> Task brief: Leave the pictures out and print every record below exactly as it stands.

> Extracted entries:
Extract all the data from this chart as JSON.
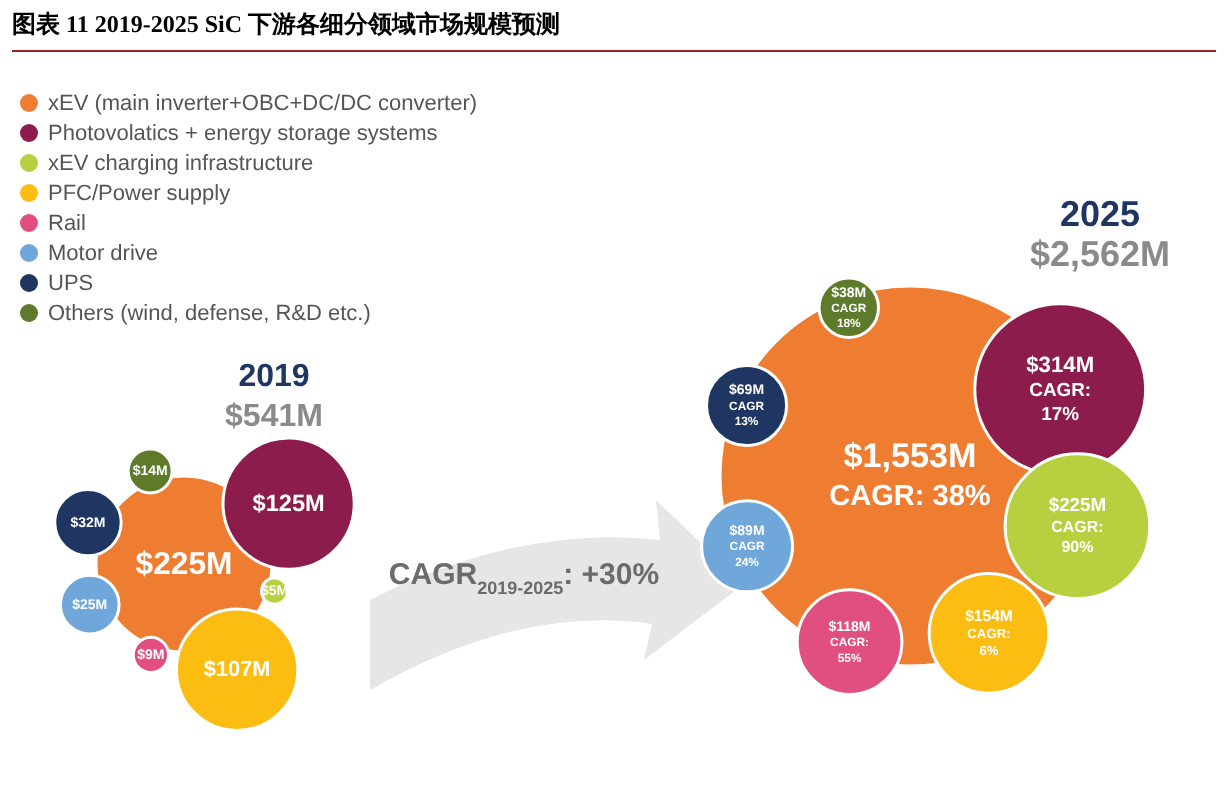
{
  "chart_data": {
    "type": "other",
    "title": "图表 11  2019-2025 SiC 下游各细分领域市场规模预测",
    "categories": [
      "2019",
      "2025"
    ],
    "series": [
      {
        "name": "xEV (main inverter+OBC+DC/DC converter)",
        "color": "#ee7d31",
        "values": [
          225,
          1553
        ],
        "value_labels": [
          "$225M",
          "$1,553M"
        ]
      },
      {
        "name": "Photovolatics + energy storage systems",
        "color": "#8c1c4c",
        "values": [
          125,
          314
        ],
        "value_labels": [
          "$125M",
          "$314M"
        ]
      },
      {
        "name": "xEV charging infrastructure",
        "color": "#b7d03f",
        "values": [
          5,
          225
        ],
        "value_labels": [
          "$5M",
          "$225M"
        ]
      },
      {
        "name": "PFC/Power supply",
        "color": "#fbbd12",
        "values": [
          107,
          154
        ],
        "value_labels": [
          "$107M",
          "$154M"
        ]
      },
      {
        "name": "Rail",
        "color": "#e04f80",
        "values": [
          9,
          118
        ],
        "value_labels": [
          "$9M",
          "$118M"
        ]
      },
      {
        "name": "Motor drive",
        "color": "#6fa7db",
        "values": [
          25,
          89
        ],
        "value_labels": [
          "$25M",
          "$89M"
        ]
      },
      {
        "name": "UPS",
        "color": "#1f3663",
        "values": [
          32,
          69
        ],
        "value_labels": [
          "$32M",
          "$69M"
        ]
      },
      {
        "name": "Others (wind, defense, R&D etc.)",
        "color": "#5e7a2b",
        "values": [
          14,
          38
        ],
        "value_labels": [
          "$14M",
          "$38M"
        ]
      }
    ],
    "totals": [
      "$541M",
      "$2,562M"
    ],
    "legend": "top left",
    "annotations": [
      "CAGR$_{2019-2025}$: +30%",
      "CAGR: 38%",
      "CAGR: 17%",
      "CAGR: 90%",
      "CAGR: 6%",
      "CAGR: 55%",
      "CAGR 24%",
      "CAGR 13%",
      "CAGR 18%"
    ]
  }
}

> Answer in full:
Extract all the data from this chart as JSON.
{
  "chart_data": {
    "type": "other",
    "title": "图表 11  2019-2025 SiC 下游各细分领域市场规模预测",
    "categories": [
      "2019",
      "2025"
    ],
    "series": [
      {
        "name": "xEV (main inverter+OBC+DC/DC converter)",
        "color": "#ee7d31",
        "values": [
          225,
          1553
        ],
        "value_labels": [
          "$225M",
          "$1,553M"
        ]
      },
      {
        "name": "Photovolatics + energy storage systems",
        "color": "#8c1c4c",
        "values": [
          125,
          314
        ],
        "value_labels": [
          "$125M",
          "$314M"
        ]
      },
      {
        "name": "xEV charging infrastructure",
        "color": "#b7d03f",
        "values": [
          5,
          225
        ],
        "value_labels": [
          "$5M",
          "$225M"
        ]
      },
      {
        "name": "PFC/Power supply",
        "color": "#fbbd12",
        "values": [
          107,
          154
        ],
        "value_labels": [
          "$107M",
          "$154M"
        ]
      },
      {
        "name": "Rail",
        "color": "#e04f80",
        "values": [
          9,
          118
        ],
        "value_labels": [
          "$9M",
          "$118M"
        ]
      },
      {
        "name": "Motor drive",
        "color": "#6fa7db",
        "values": [
          25,
          89
        ],
        "value_labels": [
          "$25M",
          "$89M"
        ]
      },
      {
        "name": "UPS",
        "color": "#1f3663",
        "values": [
          32,
          69
        ],
        "value_labels": [
          "$32M",
          "$69M"
        ]
      },
      {
        "name": "Others (wind, defense, R&D etc.)",
        "color": "#5e7a2b",
        "values": [
          14,
          38
        ],
        "value_labels": [
          "$14M",
          "$38M"
        ]
      }
    ],
    "totals": [
      "$541M",
      "$2,562M"
    ],
    "legend": "top left",
    "annotations": [
      "CAGR$_{2019-2025}$: +30%",
      "CAGR: 38%",
      "CAGR: 17%",
      "CAGR: 90%",
      "CAGR: 6%",
      "CAGR: 55%",
      "CAGR 24%",
      "CAGR 13%",
      "CAGR 18%"
    ]
  }
}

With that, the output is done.